● **Instructions to follow**:
Copy out the data below verbatim.

Collected data entries:
--- --- ---

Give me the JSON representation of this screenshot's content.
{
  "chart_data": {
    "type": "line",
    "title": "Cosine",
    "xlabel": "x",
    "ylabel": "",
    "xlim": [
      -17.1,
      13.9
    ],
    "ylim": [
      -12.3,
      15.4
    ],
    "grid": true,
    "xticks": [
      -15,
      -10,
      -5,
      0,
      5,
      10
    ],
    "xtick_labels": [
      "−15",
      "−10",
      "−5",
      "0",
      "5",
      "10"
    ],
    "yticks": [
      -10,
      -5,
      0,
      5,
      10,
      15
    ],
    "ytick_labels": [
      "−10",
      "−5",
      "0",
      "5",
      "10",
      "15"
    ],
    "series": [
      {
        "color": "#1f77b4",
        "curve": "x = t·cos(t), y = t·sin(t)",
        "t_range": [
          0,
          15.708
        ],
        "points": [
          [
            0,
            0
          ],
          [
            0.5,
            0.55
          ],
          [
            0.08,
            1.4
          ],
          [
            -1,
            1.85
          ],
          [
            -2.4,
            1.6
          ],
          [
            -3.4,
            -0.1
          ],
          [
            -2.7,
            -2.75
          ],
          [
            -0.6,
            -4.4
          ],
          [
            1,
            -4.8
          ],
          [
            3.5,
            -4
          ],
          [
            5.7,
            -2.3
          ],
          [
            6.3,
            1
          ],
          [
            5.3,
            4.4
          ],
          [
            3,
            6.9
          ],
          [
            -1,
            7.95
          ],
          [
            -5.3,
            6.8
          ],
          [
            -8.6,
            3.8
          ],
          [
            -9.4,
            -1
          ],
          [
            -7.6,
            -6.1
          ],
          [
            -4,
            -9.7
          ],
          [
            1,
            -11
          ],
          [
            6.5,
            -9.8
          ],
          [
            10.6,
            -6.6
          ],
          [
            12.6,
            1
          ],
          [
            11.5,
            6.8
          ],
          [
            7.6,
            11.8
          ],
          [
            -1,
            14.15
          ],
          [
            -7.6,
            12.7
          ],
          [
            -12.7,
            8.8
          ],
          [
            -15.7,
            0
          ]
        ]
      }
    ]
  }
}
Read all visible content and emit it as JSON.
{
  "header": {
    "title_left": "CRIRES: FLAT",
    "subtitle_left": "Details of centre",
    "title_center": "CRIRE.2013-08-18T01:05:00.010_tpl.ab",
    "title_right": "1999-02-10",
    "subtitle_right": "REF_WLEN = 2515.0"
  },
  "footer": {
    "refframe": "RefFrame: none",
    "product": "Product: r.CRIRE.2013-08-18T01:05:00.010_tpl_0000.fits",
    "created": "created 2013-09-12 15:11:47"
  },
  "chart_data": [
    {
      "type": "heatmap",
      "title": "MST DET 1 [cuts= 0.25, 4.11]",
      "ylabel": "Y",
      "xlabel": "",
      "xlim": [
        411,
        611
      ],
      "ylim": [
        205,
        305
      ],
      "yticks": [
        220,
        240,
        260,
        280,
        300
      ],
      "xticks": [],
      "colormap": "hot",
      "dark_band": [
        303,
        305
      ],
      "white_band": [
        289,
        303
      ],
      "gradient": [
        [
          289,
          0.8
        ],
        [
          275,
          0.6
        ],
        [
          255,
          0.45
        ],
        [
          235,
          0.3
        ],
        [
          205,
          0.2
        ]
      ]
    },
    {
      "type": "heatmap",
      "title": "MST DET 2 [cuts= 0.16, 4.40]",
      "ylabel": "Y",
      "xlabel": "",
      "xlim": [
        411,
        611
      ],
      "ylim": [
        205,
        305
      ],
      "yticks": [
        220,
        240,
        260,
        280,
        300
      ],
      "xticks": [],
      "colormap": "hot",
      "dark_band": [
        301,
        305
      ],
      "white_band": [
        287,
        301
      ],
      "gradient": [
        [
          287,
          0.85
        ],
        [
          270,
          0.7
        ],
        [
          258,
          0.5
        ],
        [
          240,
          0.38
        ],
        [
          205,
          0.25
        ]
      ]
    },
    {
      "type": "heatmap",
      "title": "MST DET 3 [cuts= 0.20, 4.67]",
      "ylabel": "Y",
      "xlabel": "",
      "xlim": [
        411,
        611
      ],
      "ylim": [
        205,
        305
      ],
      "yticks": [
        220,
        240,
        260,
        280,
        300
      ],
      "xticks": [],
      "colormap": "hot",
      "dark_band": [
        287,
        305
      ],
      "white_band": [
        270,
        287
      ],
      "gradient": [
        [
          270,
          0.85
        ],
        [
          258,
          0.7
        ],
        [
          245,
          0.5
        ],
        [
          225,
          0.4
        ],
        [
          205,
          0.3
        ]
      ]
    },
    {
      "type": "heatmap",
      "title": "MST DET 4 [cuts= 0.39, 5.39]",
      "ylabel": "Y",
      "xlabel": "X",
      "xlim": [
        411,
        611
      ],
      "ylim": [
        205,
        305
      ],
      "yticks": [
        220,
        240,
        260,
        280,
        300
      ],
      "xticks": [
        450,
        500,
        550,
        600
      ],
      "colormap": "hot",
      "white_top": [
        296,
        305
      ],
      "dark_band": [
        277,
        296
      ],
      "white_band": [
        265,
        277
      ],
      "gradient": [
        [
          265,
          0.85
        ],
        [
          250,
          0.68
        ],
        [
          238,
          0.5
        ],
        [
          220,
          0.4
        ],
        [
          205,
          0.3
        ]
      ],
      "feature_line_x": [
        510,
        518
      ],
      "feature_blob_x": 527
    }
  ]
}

--- --- ---

● **Answer in full**:
Give me the JSON representation of this screenshot's content.
{
  "chart_data": {
    "type": "line",
    "title": "Cosine",
    "xlabel": "x",
    "ylabel": "",
    "xlim": [
      -17.1,
      13.9
    ],
    "ylim": [
      -12.3,
      15.4
    ],
    "grid": true,
    "xticks": [
      -15,
      -10,
      -5,
      0,
      5,
      10
    ],
    "xtick_labels": [
      "−15",
      "−10",
      "−5",
      "0",
      "5",
      "10"
    ],
    "yticks": [
      -10,
      -5,
      0,
      5,
      10,
      15
    ],
    "ytick_labels": [
      "−10",
      "−5",
      "0",
      "5",
      "10",
      "15"
    ],
    "series": [
      {
        "color": "#1f77b4",
        "curve": "x = t·cos(t), y = t·sin(t)",
        "t_range": [
          0,
          15.708
        ],
        "points": [
          [
            0,
            0
          ],
          [
            0.5,
            0.55
          ],
          [
            0.08,
            1.4
          ],
          [
            -1,
            1.85
          ],
          [
            -2.4,
            1.6
          ],
          [
            -3.4,
            -0.1
          ],
          [
            -2.7,
            -2.75
          ],
          [
            -0.6,
            -4.4
          ],
          [
            1,
            -4.8
          ],
          [
            3.5,
            -4
          ],
          [
            5.7,
            -2.3
          ],
          [
            6.3,
            1
          ],
          [
            5.3,
            4.4
          ],
          [
            3,
            6.9
          ],
          [
            -1,
            7.95
          ],
          [
            -5.3,
            6.8
          ],
          [
            -8.6,
            3.8
          ],
          [
            -9.4,
            -1
          ],
          [
            -7.6,
            -6.1
          ],
          [
            -4,
            -9.7
          ],
          [
            1,
            -11
          ],
          [
            6.5,
            -9.8
          ],
          [
            10.6,
            -6.6
          ],
          [
            12.6,
            1
          ],
          [
            11.5,
            6.8
          ],
          [
            7.6,
            11.8
          ],
          [
            -1,
            14.15
          ],
          [
            -7.6,
            12.7
          ],
          [
            -12.7,
            8.8
          ],
          [
            -15.7,
            0
          ]
        ]
      }
    ]
  }
}
Read all visible content and emit it as JSON.
{
  "header": {
    "title_left": "CRIRES: FLAT",
    "subtitle_left": "Details of centre",
    "title_center": "CRIRE.2013-08-18T01:05:00.010_tpl.ab",
    "title_right": "1999-02-10",
    "subtitle_right": "REF_WLEN = 2515.0"
  },
  "footer": {
    "refframe": "RefFrame: none",
    "product": "Product: r.CRIRE.2013-08-18T01:05:00.010_tpl_0000.fits",
    "created": "created 2013-09-12 15:11:47"
  },
  "chart_data": [
    {
      "type": "heatmap",
      "title": "MST DET 1 [cuts= 0.25, 4.11]",
      "ylabel": "Y",
      "xlabel": "",
      "xlim": [
        411,
        611
      ],
      "ylim": [
        205,
        305
      ],
      "yticks": [
        220,
        240,
        260,
        280,
        300
      ],
      "xticks": [],
      "colormap": "hot",
      "dark_band": [
        303,
        305
      ],
      "white_band": [
        289,
        303
      ],
      "gradient": [
        [
          289,
          0.8
        ],
        [
          275,
          0.6
        ],
        [
          255,
          0.45
        ],
        [
          235,
          0.3
        ],
        [
          205,
          0.2
        ]
      ]
    },
    {
      "type": "heatmap",
      "title": "MST DET 2 [cuts= 0.16, 4.40]",
      "ylabel": "Y",
      "xlabel": "",
      "xlim": [
        411,
        611
      ],
      "ylim": [
        205,
        305
      ],
      "yticks": [
        220,
        240,
        260,
        280,
        300
      ],
      "xticks": [],
      "colormap": "hot",
      "dark_band": [
        301,
        305
      ],
      "white_band": [
        287,
        301
      ],
      "gradient": [
        [
          287,
          0.85
        ],
        [
          270,
          0.7
        ],
        [
          258,
          0.5
        ],
        [
          240,
          0.38
        ],
        [
          205,
          0.25
        ]
      ]
    },
    {
      "type": "heatmap",
      "title": "MST DET 3 [cuts= 0.20, 4.67]",
      "ylabel": "Y",
      "xlabel": "",
      "xlim": [
        411,
        611
      ],
      "ylim": [
        205,
        305
      ],
      "yticks": [
        220,
        240,
        260,
        280,
        300
      ],
      "xticks": [],
      "colormap": "hot",
      "dark_band": [
        287,
        305
      ],
      "white_band": [
        270,
        287
      ],
      "gradient": [
        [
          270,
          0.85
        ],
        [
          258,
          0.7
        ],
        [
          245,
          0.5
        ],
        [
          225,
          0.4
        ],
        [
          205,
          0.3
        ]
      ]
    },
    {
      "type": "heatmap",
      "title": "MST DET 4 [cuts= 0.39, 5.39]",
      "ylabel": "Y",
      "xlabel": "X",
      "xlim": [
        411,
        611
      ],
      "ylim": [
        205,
        305
      ],
      "yticks": [
        220,
        240,
        260,
        280,
        300
      ],
      "xticks": [
        450,
        500,
        550,
        600
      ],
      "colormap": "hot",
      "white_top": [
        296,
        305
      ],
      "dark_band": [
        277,
        296
      ],
      "white_band": [
        265,
        277
      ],
      "gradient": [
        [
          265,
          0.85
        ],
        [
          250,
          0.68
        ],
        [
          238,
          0.5
        ],
        [
          220,
          0.4
        ],
        [
          205,
          0.3
        ]
      ],
      "feature_line_x": [
        510,
        518
      ],
      "feature_blob_x": 527
    }
  ]
}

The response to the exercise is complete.